WHAT IS EXPECTED: Put every line of the rows below into a JSON list of strings, one string per line, leaving out blank lines.

╭─ LISTING

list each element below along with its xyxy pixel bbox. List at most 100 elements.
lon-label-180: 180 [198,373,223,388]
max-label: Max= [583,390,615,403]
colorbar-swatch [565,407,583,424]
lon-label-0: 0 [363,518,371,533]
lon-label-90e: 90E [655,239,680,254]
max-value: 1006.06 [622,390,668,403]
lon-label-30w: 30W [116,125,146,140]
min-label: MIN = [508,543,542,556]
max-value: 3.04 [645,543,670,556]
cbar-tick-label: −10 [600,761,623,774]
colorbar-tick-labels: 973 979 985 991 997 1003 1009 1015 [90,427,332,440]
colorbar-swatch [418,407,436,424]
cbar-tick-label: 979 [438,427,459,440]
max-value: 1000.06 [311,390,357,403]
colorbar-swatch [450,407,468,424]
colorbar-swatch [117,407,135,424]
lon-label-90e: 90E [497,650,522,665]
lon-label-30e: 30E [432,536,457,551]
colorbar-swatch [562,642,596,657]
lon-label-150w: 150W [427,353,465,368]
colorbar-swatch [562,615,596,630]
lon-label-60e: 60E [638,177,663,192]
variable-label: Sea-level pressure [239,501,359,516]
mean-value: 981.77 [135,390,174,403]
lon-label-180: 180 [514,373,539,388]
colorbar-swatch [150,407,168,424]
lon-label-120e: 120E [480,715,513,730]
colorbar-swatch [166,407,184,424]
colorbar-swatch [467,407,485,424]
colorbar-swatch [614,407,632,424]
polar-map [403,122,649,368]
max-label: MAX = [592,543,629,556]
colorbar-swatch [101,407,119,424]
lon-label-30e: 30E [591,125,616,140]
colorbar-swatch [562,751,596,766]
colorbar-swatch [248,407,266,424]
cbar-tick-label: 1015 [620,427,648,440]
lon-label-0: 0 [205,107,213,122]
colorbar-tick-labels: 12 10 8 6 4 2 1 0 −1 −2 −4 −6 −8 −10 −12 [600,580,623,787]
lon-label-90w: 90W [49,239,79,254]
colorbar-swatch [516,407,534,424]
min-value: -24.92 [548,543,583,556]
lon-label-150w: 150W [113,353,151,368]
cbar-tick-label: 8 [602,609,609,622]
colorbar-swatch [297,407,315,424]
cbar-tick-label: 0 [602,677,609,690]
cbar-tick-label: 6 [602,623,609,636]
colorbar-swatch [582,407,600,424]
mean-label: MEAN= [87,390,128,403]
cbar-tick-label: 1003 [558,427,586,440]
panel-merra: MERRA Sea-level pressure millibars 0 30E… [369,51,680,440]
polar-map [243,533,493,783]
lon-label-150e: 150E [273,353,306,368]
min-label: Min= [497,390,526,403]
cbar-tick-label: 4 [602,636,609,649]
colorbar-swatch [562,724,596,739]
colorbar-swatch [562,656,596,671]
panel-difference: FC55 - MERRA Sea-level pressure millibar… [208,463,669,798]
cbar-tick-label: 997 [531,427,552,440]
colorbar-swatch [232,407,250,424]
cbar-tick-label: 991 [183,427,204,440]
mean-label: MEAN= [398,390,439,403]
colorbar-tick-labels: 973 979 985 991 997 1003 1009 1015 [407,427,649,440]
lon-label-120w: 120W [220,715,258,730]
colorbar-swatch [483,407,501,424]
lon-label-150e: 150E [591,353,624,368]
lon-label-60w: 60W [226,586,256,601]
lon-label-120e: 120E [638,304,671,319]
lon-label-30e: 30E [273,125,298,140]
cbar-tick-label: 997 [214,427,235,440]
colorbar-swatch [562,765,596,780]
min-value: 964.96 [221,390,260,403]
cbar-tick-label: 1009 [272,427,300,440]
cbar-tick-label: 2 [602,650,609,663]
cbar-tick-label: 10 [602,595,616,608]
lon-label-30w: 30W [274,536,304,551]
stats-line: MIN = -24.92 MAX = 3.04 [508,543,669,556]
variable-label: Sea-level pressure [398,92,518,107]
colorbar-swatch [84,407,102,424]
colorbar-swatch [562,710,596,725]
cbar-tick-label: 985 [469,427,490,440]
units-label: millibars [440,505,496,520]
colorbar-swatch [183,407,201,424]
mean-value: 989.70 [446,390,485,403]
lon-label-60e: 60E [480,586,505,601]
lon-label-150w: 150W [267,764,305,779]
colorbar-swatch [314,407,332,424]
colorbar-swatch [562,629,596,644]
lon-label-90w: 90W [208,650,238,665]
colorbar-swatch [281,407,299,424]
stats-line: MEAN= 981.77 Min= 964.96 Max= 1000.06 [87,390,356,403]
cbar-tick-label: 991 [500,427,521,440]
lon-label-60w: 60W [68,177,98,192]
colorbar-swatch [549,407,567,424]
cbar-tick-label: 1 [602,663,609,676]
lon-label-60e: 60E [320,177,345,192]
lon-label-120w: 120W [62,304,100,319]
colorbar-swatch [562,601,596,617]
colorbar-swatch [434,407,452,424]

╰─

OUTPUT FOR THIS TASK:
[
  "list each element below along with its xyxy pixel bbox. List at most 100 elements.",
  "lon-label-180: 180 [198,373,223,388]",
  "max-label: Max= [583,390,615,403]",
  "colorbar-swatch [565,407,583,424]",
  "lon-label-0: 0 [363,518,371,533]",
  "lon-label-90e: 90E [655,239,680,254]",
  "max-value: 1006.06 [622,390,668,403]",
  "lon-label-30w: 30W [116,125,146,140]",
  "min-label: MIN = [508,543,542,556]",
  "max-value: 3.04 [645,543,670,556]",
  "cbar-tick-label: −10 [600,761,623,774]",
  "colorbar-tick-labels: 973 979 985 991 997 1003 1009 1015 [90,427,332,440]",
  "colorbar-swatch [418,407,436,424]",
  "cbar-tick-label: 979 [438,427,459,440]",
  "max-value: 1000.06 [311,390,357,403]",
  "colorbar-swatch [450,407,468,424]",
  "colorbar-swatch [117,407,135,424]",
  "lon-label-90e: 90E [497,650,522,665]",
  "lon-label-30e: 30E [432,536,457,551]",
  "colorbar-swatch [562,642,596,657]",
  "lon-label-150w: 150W [427,353,465,368]",
  "colorbar-swatch [562,615,596,630]",
  "lon-label-60e: 60E [638,177,663,192]",
  "variable-label: Sea-level pressure [239,501,359,516]",
  "mean-value: 981.77 [135,390,174,403]",
  "lon-label-180: 180 [514,373,539,388]",
  "colorbar-swatch [150,407,168,424]",
  "lon-label-120e: 120E [480,715,513,730]",
  "colorbar-swatch [166,407,184,424]",
  "colorbar-swatch [467,407,485,424]",
  "colorbar-swatch [614,407,632,424]",
  "polar-map [403,122,649,368]",
  "max-label: MAX = [592,543,629,556]",
  "colorbar-swatch [101,407,119,424]",
  "lon-label-30e: 30E [591,125,616,140]",
  "colorbar-swatch [562,751,596,766]",
  "colorbar-swatch [248,407,266,424]",
  "cbar-tick-label: 1015 [620,427,648,440]",
  "lon-label-0: 0 [205,107,213,122]",
  "colorbar-tick-labels: 12 10 8 6 4 2 1 0 −1 −2 −4 −6 −8 −10 −12 [600,580,623,787]",
  "lon-label-90w: 90W [49,239,79,254]",
  "colorbar-swatch [516,407,534,424]",
  "min-value: -24.92 [548,543,583,556]",
  "lon-label-150w: 150W [113,353,151,368]",
  "cbar-tick-label: 8 [602,609,609,622]",
  "colorbar-swatch [297,407,315,424]",
  "cbar-tick-label: 0 [602,677,609,690]",
  "cbar-tick-label: 6 [602,623,609,636]",
  "colorbar-swatch [582,407,600,424]",
  "mean-label: MEAN= [87,390,128,403]",
  "cbar-tick-label: 1003 [558,427,586,440]",
  "panel-merra: MERRA Sea-level pressure millibars 0 30E… [369,51,680,440]",
  "polar-map [243,533,493,783]",
  "lon-label-150e: 150E [273,353,306,368]",
  "min-label: Min= [497,390,526,403]",
  "cbar-tick-label: 4 [602,636,609,649]",
  "colorbar-swatch [562,724,596,739]",
  "colorbar-swatch [562,656,596,671]",
  "panel-difference: FC55 - MERRA Sea-level pressure millibar… [208,463,669,798]",
  "cbar-tick-label: 997 [531,427,552,440]",
  "colorbar-swatch [232,407,250,424]",
  "cbar-tick-label: 991 [183,427,204,440]",
  "mean-label: MEAN= [398,390,439,403]",
  "colorbar-tick-labels: 973 979 985 991 997 1003 1009 1015 [407,427,649,440]",
  "lon-label-120w: 120W [220,715,258,730]",
  "colorbar-swatch [483,407,501,424]",
  "lon-label-150e: 150E [591,353,624,368]",
  "lon-label-60w: 60W [226,586,256,601]",
  "lon-label-120e: 120E [638,304,671,319]",
  "lon-label-30e: 30E [273,125,298,140]",
  "cbar-tick-label: 997 [214,427,235,440]",
  "colorbar-swatch [562,765,596,780]",
  "min-value: 964.96 [221,390,260,403]",
  "cbar-tick-label: 1009 [272,427,300,440]",
  "cbar-tick-label: 2 [602,650,609,663]",
  "cbar-tick-label: 10 [602,595,616,608]",
  "lon-label-30w: 30W [274,536,304,551]",
  "stats-line: MIN = -24.92 MAX = 3.04 [508,543,669,556]",
  "variable-label: Sea-level pressure [398,92,518,107]",
  "colorbar-swatch [84,407,102,424]",
  "colorbar-swatch [562,710,596,725]",
  "cbar-tick-label: 985 [469,427,490,440]",
  "units-label: millibars [440,505,496,520]",
  "colorbar-swatch [183,407,201,424]",
  "mean-value: 989.70 [446,390,485,403]",
  "lon-label-60e: 60E [480,586,505,601]",
  "lon-label-150w: 150W [267,764,305,779]",
  "colorbar-swatch [314,407,332,424]",
  "colorbar-swatch [562,629,596,644]",
  "lon-label-90w: 90W [208,650,238,665]",
  "colorbar-swatch [281,407,299,424]",
  "stats-line: MEAN= 981.77 Min= 964.96 Max= 1000.06 [87,390,356,403]",
  "cbar-tick-label: 991 [500,427,521,440]",
  "lon-label-60w: 60W [68,177,98,192]",
  "colorbar-swatch [549,407,567,424]",
  "cbar-tick-label: 1 [602,663,609,676]",
  "lon-label-60e: 60E [320,177,345,192]",
  "lon-label-120w: 120W [62,304,100,319]",
  "colorbar-swatch [562,601,596,617]",
  "colorbar-swatch [434,407,452,424]"
]